## [Prompt]
Search the data below for the string "functions". Extract every line that contains it.

[Data entries]

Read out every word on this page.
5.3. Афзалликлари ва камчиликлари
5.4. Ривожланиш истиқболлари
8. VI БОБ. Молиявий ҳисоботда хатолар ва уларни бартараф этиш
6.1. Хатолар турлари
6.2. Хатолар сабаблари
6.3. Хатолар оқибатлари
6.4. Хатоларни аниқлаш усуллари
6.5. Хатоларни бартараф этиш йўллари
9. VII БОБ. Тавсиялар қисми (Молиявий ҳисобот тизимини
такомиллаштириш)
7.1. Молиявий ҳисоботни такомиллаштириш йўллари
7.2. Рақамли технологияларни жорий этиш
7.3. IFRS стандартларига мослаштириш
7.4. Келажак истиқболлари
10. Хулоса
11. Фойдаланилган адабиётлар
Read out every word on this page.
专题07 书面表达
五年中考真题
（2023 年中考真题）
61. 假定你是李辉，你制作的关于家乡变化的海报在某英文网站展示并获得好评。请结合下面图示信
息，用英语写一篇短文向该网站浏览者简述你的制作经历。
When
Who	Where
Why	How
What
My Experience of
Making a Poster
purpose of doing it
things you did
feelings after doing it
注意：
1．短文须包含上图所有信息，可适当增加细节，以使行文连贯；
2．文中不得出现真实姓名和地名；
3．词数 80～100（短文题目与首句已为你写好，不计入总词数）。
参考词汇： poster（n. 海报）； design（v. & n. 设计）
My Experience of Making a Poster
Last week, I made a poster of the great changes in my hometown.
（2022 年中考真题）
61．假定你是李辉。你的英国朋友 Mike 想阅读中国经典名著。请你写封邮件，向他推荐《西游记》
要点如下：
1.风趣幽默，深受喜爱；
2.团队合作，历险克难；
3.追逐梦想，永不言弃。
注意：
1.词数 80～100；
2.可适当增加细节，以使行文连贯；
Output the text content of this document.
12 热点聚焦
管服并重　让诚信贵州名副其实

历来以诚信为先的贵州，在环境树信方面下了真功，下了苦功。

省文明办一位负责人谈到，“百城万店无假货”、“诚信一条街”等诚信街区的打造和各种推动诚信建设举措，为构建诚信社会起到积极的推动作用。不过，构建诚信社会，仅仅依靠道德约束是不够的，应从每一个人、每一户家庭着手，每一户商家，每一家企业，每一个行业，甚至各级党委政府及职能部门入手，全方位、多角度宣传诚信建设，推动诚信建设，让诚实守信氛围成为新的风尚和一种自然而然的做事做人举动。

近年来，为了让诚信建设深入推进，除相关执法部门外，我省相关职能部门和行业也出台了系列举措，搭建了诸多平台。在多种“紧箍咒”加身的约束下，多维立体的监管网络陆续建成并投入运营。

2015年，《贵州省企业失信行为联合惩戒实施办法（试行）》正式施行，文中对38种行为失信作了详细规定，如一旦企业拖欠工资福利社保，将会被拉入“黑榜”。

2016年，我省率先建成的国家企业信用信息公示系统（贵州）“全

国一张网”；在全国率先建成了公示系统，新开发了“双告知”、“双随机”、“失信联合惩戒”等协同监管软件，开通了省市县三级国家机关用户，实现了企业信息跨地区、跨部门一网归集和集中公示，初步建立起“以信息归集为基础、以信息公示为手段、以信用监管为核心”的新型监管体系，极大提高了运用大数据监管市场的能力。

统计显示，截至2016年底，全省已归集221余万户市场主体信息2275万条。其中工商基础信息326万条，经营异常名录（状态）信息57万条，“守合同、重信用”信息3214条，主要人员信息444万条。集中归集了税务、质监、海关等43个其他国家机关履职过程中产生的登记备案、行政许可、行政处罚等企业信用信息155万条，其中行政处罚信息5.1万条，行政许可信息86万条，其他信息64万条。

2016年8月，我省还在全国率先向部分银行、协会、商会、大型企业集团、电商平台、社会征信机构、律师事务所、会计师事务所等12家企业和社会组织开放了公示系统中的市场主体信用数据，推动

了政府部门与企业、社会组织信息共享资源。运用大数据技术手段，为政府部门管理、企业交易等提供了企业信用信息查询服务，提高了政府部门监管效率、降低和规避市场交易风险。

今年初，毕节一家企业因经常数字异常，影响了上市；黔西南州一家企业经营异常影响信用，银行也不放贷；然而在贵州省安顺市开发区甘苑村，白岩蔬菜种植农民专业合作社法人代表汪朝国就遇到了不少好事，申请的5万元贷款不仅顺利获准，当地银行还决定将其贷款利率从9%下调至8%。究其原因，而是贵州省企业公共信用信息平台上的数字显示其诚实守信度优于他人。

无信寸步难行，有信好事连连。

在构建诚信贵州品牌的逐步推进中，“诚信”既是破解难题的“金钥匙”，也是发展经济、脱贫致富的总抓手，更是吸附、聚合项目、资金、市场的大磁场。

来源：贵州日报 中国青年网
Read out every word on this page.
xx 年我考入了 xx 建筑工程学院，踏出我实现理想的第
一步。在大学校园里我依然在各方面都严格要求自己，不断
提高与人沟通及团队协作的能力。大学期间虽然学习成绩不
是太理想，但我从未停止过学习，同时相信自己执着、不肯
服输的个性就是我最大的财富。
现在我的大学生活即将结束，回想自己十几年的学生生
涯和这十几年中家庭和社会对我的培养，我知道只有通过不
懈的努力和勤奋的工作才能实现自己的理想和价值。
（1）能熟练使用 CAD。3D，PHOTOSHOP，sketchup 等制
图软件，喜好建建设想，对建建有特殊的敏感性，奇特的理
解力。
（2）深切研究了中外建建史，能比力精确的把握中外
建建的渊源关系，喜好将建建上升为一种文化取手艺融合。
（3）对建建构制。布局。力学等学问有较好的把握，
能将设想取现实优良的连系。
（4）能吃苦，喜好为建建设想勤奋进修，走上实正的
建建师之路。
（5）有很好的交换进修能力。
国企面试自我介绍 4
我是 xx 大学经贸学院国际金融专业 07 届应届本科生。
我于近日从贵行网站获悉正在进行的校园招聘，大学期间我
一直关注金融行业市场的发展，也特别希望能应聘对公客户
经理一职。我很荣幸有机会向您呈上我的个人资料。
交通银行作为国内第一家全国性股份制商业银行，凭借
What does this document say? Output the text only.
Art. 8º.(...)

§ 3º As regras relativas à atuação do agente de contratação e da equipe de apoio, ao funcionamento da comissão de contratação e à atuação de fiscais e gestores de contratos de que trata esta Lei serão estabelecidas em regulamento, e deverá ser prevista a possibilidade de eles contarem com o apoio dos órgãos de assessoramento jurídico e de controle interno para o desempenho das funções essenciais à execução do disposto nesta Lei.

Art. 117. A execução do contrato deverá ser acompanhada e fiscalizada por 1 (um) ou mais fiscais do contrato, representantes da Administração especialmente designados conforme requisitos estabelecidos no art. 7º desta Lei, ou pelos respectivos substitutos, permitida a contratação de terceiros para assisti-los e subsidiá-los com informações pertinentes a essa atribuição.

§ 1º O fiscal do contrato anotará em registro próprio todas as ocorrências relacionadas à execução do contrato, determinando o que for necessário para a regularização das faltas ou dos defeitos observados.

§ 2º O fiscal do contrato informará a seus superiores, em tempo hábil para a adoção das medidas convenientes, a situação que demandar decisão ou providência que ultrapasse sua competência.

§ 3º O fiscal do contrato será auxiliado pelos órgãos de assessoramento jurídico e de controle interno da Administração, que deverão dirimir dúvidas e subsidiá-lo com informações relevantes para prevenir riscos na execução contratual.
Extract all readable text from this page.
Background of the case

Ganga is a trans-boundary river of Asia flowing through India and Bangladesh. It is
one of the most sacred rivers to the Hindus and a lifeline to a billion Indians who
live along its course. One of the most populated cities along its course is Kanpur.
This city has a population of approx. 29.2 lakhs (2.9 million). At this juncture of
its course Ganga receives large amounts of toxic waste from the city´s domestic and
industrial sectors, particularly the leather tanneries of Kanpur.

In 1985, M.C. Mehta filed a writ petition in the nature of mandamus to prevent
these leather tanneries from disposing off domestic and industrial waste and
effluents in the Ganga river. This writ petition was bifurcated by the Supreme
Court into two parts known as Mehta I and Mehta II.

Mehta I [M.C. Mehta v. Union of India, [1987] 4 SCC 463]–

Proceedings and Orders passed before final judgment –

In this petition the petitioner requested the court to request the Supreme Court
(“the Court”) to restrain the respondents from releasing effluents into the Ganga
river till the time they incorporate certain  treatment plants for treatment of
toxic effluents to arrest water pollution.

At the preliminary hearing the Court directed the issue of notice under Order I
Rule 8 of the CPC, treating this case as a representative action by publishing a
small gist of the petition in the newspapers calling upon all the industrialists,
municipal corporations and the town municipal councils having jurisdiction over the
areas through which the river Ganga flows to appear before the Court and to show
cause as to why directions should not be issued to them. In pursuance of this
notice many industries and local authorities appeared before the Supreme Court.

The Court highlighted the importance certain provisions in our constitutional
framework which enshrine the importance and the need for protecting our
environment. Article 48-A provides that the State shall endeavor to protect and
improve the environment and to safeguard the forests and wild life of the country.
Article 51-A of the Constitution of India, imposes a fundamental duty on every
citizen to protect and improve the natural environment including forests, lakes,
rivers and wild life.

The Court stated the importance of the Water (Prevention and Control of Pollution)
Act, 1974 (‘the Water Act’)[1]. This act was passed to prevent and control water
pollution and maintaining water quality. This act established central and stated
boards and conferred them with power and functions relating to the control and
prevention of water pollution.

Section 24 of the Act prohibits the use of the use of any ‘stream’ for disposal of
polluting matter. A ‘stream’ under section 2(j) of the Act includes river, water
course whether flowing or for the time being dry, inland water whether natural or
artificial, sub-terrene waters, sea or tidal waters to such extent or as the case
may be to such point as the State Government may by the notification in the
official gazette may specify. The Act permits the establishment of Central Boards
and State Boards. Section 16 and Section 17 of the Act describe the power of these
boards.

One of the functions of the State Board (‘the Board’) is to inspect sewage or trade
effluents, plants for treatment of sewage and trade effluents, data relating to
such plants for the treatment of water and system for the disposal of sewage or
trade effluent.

## [Answer below]
boards and conferred them with power and functions relating to the control and
One of the functions of the State Board (‘the Board’) is to inspect sewage or trade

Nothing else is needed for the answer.